- Work to be completed
Copy each line of the data below exactly, leaving out pictures.

- Data supplied
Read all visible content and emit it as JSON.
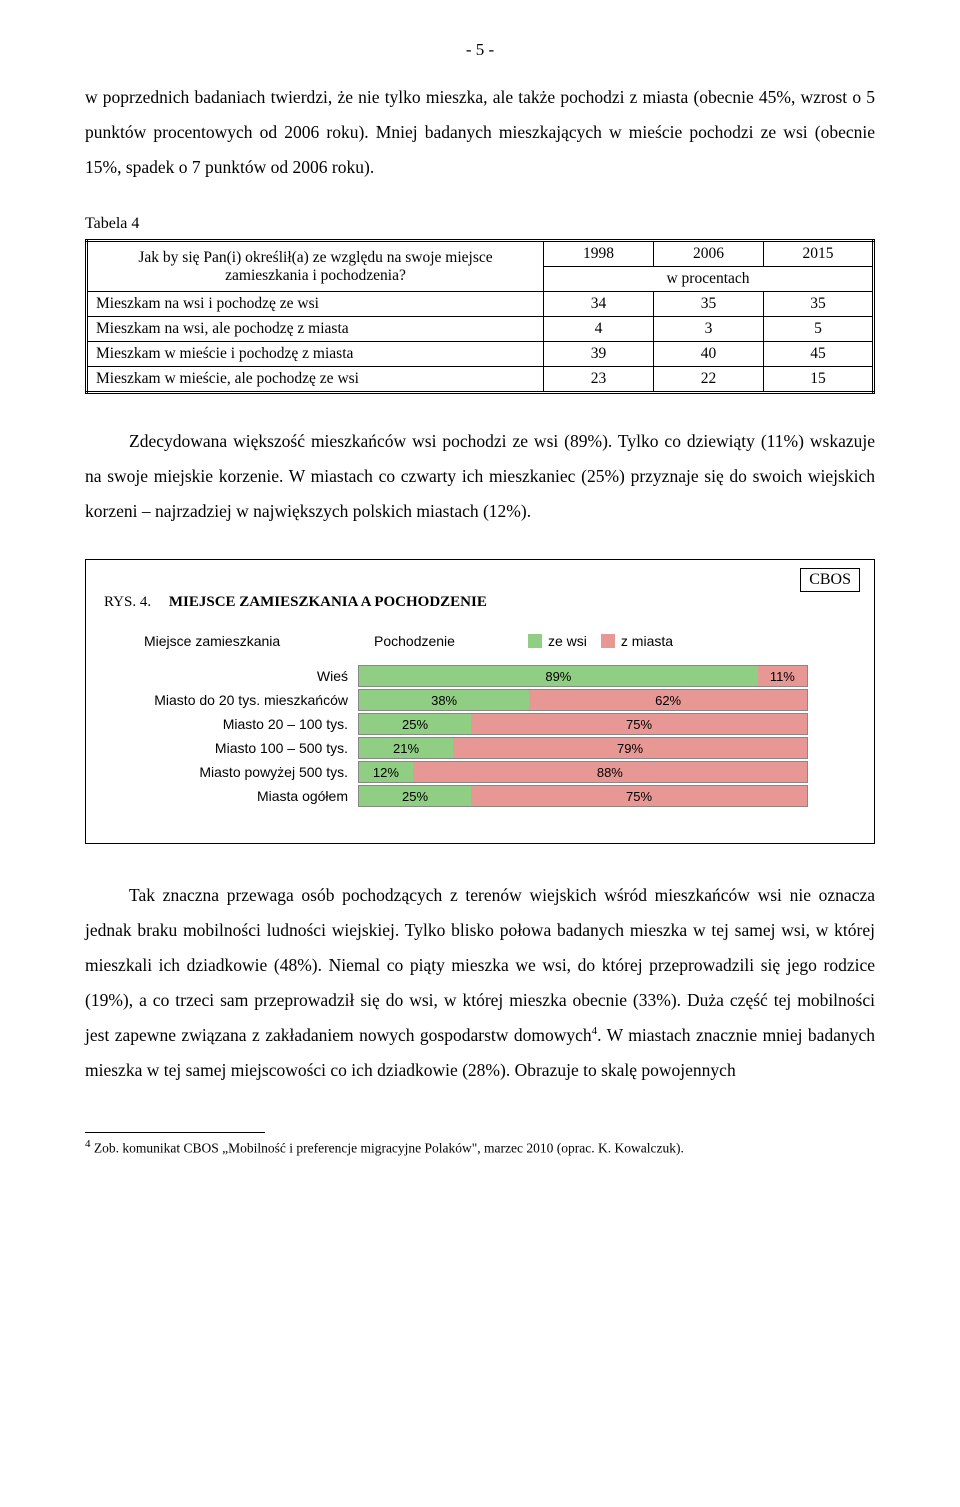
{
  "page_number": "- 5 -",
  "para1": "w poprzednich badaniach twierdzi, że nie tylko mieszka, ale także pochodzi z miasta (obecnie 45%, wzrost o 5 punktów procentowych od 2006 roku). Mniej badanych mieszkających w mieście pochodzi ze wsi (obecnie 15%, spadek o 7 punktów od 2006 roku).",
  "table_caption": "Tabela 4",
  "table": {
    "question": "Jak by się Pan(i) określił(a) ze względu na swoje miejsce zamieszkania i pochodzenia?",
    "years": [
      "1998",
      "2006",
      "2015"
    ],
    "unit": "w procentach",
    "rows": [
      {
        "label": "Mieszkam na wsi i pochodzę ze wsi",
        "v": [
          "34",
          "35",
          "35"
        ]
      },
      {
        "label": "Mieszkam na wsi, ale pochodzę z miasta",
        "v": [
          "4",
          "3",
          "5"
        ]
      },
      {
        "label": "Mieszkam w mieście i pochodzę z miasta",
        "v": [
          "39",
          "40",
          "45"
        ]
      },
      {
        "label": "Mieszkam w mieście, ale pochodzę ze wsi",
        "v": [
          "23",
          "22",
          "15"
        ]
      }
    ]
  },
  "para2": "Zdecydowana większość mieszkańców wsi pochodzi ze wsi (89%). Tylko co dziewiąty (11%) wskazuje na swoje miejskie korzenie. W miastach co czwarty ich mieszkaniec (25%) przyznaje się do swoich wiejskich korzeni – najrzadziej w największych polskich miastach (12%).",
  "chart": {
    "badge": "CBOS",
    "title_prefix": "RYS. 4.",
    "title": "MIEJSCE ZAMIESZKANIA A POCHODZENIE",
    "legend_left": "Miejsce zamieszkania",
    "legend_center": "Pochodzenie",
    "legend_green": "ze wsi",
    "legend_pink": "z miasta",
    "colors": {
      "green": "#90cf83",
      "pink": "#e89894"
    },
    "rows": [
      {
        "label": "Wieś",
        "green": 89,
        "pink": 11,
        "gl": "89%",
        "pl": "11%"
      },
      {
        "label": "Miasto do 20 tys. mieszkańców",
        "green": 38,
        "pink": 62,
        "gl": "38%",
        "pl": "62%"
      },
      {
        "label": "Miasto 20 – 100 tys.",
        "green": 25,
        "pink": 75,
        "gl": "25%",
        "pl": "75%"
      },
      {
        "label": "Miasto 100 – 500 tys.",
        "green": 21,
        "pink": 79,
        "gl": "21%",
        "pl": "79%"
      },
      {
        "label": "Miasto powyżej 500 tys.",
        "green": 12,
        "pink": 88,
        "gl": "12%",
        "pl": "88%"
      },
      {
        "label": "Miasta ogółem",
        "green": 25,
        "pink": 75,
        "gl": "25%",
        "pl": "75%"
      }
    ]
  },
  "para3a": "Tak znaczna przewaga osób pochodzących z terenów wiejskich wśród mieszkańców wsi nie oznacza jednak braku mobilności ludności wiejskiej. Tylko blisko połowa badanych mieszka w tej samej wsi, w której mieszkali ich dziadkowie (48%). Niemal co piąty mieszka we wsi, do której przeprowadzili się jego rodzice (19%), a co trzeci sam przeprowadził się do wsi, w której mieszka obecnie (33%). Duża część tej mobilności jest zapewne związana z zakładaniem nowych gospodarstw domowych",
  "fn_marker": "4",
  "para3b": ". W miastach znacznie mniej badanych mieszka w tej samej miejscowości co ich dziadkowie (28%). Obrazuje to skalę powojennych",
  "footnote_num": "4",
  "footnote_text": " Zob. komunikat CBOS „Mobilność i preferencje migracyjne Polaków\", marzec 2010 (oprac. K. Kowalczuk)."
}
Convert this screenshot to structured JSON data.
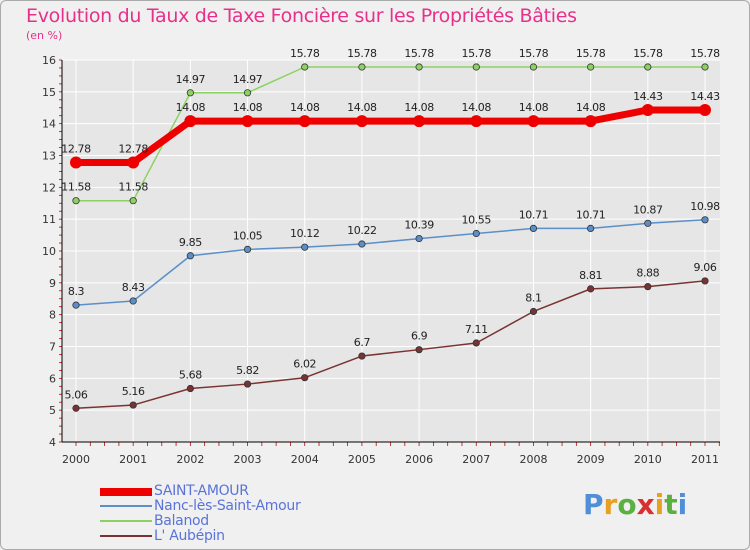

- The response
Read all visible content and emit it as JSON.
{
  "page_number": "- 5 -",
  "para1": "w poprzednich badaniach twierdzi, że nie tylko mieszka, ale także pochodzi z miasta (obecnie 45%, wzrost o 5 punktów procentowych od 2006 roku). Mniej badanych mieszkających w mieście pochodzi ze wsi (obecnie 15%, spadek o 7 punktów od 2006 roku).",
  "table_caption": "Tabela 4",
  "table": {
    "question": "Jak by się Pan(i) określił(a) ze względu na swoje miejsce zamieszkania i pochodzenia?",
    "years": [
      "1998",
      "2006",
      "2015"
    ],
    "unit": "w procentach",
    "rows": [
      {
        "label": "Mieszkam na wsi i pochodzę ze wsi",
        "v": [
          "34",
          "35",
          "35"
        ]
      },
      {
        "label": "Mieszkam na wsi, ale pochodzę z miasta",
        "v": [
          "4",
          "3",
          "5"
        ]
      },
      {
        "label": "Mieszkam w mieście i pochodzę z miasta",
        "v": [
          "39",
          "40",
          "45"
        ]
      },
      {
        "label": "Mieszkam w mieście, ale pochodzę ze wsi",
        "v": [
          "23",
          "22",
          "15"
        ]
      }
    ]
  },
  "para2": "Zdecydowana większość mieszkańców wsi pochodzi ze wsi (89%). Tylko co dziewiąty (11%) wskazuje na swoje miejskie korzenie. W miastach co czwarty ich mieszkaniec (25%) przyznaje się do swoich wiejskich korzeni – najrzadziej w największych polskich miastach (12%).",
  "chart": {
    "badge": "CBOS",
    "title_prefix": "RYS. 4.",
    "title": "MIEJSCE ZAMIESZKANIA A POCHODZENIE",
    "legend_left": "Miejsce zamieszkania",
    "legend_center": "Pochodzenie",
    "legend_green": "ze wsi",
    "legend_pink": "z miasta",
    "colors": {
      "green": "#90cf83",
      "pink": "#e89894"
    },
    "rows": [
      {
        "label": "Wieś",
        "green": 89,
        "pink": 11,
        "gl": "89%",
        "pl": "11%"
      },
      {
        "label": "Miasto do 20 tys. mieszkańców",
        "green": 38,
        "pink": 62,
        "gl": "38%",
        "pl": "62%"
      },
      {
        "label": "Miasto 20 – 100 tys.",
        "green": 25,
        "pink": 75,
        "gl": "25%",
        "pl": "75%"
      },
      {
        "label": "Miasto 100 – 500 tys.",
        "green": 21,
        "pink": 79,
        "gl": "21%",
        "pl": "79%"
      },
      {
        "label": "Miasto powyżej 500 tys.",
        "green": 12,
        "pink": 88,
        "gl": "12%",
        "pl": "88%"
      },
      {
        "label": "Miasta ogółem",
        "green": 25,
        "pink": 75,
        "gl": "25%",
        "pl": "75%"
      }
    ]
  },
  "para3a": "Tak znaczna przewaga osób pochodzących z terenów wiejskich wśród mieszkańców wsi nie oznacza jednak braku mobilności ludności wiejskiej. Tylko blisko połowa badanych mieszka w tej samej wsi, w której mieszkali ich dziadkowie (48%). Niemal co piąty mieszka we wsi, do której przeprowadzili się jego rodzice (19%), a co trzeci sam przeprowadził się do wsi, w której mieszka obecnie (33%). Duża część tej mobilności jest zapewne związana z zakładaniem nowych gospodarstw domowych",
  "fn_marker": "4",
  "para3b": ". W miastach znacznie mniej badanych mieszka w tej samej miejscowości co ich dziadkowie (28%). Obrazuje to skalę powojennych",
  "footnote_num": "4",
  "footnote_text": " Zob. komunikat CBOS „Mobilność i preferencje migracyjne Polaków\", marzec 2010 (oprac. K. Kowalczuk)."
}
Convert this screenshot to structured JSON data.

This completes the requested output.